- **EXERCISE OBJECTIVE**: Collect every line below that contains the word "knop".

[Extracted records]

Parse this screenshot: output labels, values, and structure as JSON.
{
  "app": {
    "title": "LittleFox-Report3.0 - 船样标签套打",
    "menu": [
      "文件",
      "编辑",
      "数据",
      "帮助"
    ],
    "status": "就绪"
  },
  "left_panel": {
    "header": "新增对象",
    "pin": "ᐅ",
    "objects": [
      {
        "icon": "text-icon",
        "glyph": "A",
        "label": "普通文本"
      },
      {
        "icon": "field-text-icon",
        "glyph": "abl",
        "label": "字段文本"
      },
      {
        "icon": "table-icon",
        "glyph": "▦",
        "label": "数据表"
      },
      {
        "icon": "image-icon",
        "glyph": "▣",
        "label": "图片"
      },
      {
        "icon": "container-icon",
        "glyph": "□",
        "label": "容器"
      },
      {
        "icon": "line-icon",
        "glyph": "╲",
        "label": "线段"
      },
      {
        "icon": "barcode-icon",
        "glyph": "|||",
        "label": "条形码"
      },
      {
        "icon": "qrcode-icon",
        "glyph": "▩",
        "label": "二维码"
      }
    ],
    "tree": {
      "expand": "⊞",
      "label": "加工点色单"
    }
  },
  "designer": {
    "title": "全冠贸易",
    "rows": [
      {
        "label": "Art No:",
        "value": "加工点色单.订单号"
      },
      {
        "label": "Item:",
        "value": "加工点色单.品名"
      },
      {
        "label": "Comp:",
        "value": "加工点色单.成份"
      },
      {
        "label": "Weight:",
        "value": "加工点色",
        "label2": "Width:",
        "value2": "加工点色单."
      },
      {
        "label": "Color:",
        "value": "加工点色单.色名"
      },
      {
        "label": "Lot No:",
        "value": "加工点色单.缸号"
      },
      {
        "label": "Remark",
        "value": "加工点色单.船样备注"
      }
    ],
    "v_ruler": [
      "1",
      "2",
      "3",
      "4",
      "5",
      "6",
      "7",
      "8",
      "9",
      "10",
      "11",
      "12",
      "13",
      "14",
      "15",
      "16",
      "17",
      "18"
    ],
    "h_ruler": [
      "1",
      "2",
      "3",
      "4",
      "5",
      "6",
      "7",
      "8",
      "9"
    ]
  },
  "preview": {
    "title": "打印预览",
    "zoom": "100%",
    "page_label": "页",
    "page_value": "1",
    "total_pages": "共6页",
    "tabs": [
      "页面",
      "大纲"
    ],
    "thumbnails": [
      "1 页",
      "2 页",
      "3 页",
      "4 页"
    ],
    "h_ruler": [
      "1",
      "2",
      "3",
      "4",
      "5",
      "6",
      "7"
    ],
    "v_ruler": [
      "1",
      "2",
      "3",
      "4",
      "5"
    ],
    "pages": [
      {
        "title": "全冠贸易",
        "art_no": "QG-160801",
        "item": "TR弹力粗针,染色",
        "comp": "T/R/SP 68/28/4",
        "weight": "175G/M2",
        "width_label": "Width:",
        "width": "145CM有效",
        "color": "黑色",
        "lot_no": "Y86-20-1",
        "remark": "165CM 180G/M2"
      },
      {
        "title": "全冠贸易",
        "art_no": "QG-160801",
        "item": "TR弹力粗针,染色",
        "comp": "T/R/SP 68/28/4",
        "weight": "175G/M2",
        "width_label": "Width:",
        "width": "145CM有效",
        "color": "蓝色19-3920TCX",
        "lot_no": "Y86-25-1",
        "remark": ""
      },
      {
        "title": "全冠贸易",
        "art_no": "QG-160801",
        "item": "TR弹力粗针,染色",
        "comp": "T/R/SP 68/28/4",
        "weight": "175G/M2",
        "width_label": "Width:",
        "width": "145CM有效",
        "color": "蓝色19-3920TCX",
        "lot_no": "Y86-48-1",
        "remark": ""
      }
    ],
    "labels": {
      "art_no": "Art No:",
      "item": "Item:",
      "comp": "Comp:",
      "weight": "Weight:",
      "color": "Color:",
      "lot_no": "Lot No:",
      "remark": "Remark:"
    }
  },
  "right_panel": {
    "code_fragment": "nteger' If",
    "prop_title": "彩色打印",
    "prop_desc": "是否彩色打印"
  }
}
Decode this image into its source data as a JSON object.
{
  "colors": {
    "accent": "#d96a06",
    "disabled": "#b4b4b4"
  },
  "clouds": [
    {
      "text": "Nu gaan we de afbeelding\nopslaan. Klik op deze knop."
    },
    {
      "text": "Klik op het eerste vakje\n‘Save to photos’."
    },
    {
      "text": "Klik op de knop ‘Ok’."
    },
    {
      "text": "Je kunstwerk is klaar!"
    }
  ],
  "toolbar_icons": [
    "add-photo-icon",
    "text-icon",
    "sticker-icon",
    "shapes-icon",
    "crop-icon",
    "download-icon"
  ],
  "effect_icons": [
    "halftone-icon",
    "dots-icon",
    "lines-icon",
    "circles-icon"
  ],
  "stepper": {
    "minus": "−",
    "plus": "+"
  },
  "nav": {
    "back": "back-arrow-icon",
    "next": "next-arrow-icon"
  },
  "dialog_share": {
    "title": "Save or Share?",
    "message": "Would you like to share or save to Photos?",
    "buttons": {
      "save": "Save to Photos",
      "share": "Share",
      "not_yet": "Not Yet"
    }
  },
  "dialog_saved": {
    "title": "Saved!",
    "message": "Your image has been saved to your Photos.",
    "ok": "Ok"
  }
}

- **WRITTEN RESPONSE**:
      "text": "Nu gaan we de afbeelding\nopslaan. Klik op deze knop."
      "text": "Klik op de knop ‘Ok’."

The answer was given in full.